● **Texto para leitura**
Breves considerações sobre a responsabilidade civil das empresas de rastreamento de veículos, por Carlos Augusto Tortoro Júnior e Francis Ted Fernandes
Introdução
O objetivo do presente
trabalho é comentar algumas variáveis fáticas e jurídicas que envolvem a
responsabilidade civil das empresas prestadoras de serviços de
rastreamento e auxílio à localização de veículos, longe, obviamente, de
pretender esgotar o tema.
Referidas empresas, em
sua maioria, disponibilizam serviços de rastreamento e bloqueio de
veículos leves e pesados, tais como: caminhões, carros e motos, que
objetivam auxiliar na localização e/ou bloqueio dos veículos dos
usuários contratantes, depois de sua efetiva solicitação, tendo como
contrapartida uma prestação pecuniária específica.

● **Dados registrados**

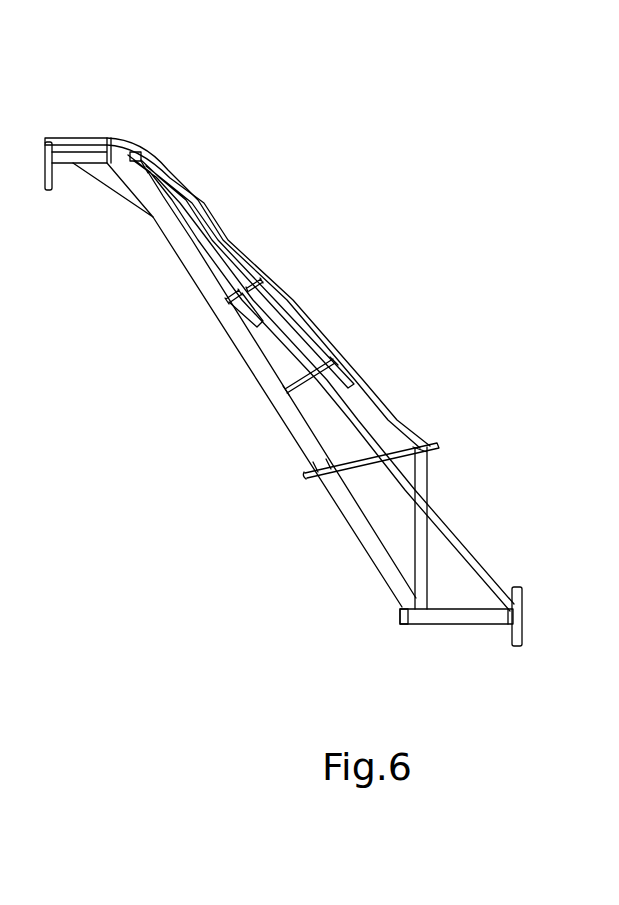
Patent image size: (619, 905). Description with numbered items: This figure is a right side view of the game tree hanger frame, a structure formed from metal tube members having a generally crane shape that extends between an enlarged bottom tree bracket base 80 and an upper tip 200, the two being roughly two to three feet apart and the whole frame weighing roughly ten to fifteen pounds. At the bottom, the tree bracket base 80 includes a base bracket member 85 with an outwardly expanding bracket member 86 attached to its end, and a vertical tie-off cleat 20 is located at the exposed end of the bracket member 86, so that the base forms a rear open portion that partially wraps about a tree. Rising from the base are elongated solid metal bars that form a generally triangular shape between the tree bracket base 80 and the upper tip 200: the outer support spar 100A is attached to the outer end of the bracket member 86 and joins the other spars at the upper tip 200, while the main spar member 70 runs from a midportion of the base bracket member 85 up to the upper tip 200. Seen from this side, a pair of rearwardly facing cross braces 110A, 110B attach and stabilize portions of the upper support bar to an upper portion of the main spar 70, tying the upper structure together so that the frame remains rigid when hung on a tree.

The upper tip 200 is at (325, 366).
The cross brace 110B is at (257, 327).
The cross brace 110A is at (348, 388).
The outer support spar 100A is at (460, 553).
The main spar member 70 is at (352, 512).
The tree bracket base 80 is at (435, 577).
The base bracket member 85 is at (398, 608).
The bracket member 86 is at (457, 624).
The vertical tie-off cleat 20 is at (517, 627).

● **Instruções de trabalho**
Reproduza, sem alterações, o trecho do texto sobre rastreamento de veículos que começa em "Breves considerações sobre" e segue até "prestação pecuniária específica.". As linhas registradas não têm qualquer papel no que se pede.

● **Tarefa concluída**
Breves considerações sobre a responsabilidade civil das empresas de rastreamento de veículos, por Carlos Augusto Tortoro Júnior e Francis Ted Fernandes
Introdução
O objetivo do presente
trabalho é comentar algumas variáveis fáticas e jurídicas que envolvem a
responsabilidade civil das empresas prestadoras de serviços de
rastreamento e auxílio à localização de veículos, longe, obviamente, de
pretender esgotar o tema.
Referidas empresas, em
sua maioria, disponibilizam serviços de rastreamento e bloqueio de
veículos leves e pesados, tais como: caminhões, carros e motos, que
objetivam auxiliar na localização e/ou bloqueio dos veículos dos
usuários contratantes, depois de sua efetiva solicitação, tendo como
contrapartida uma prestação pecuniária específica.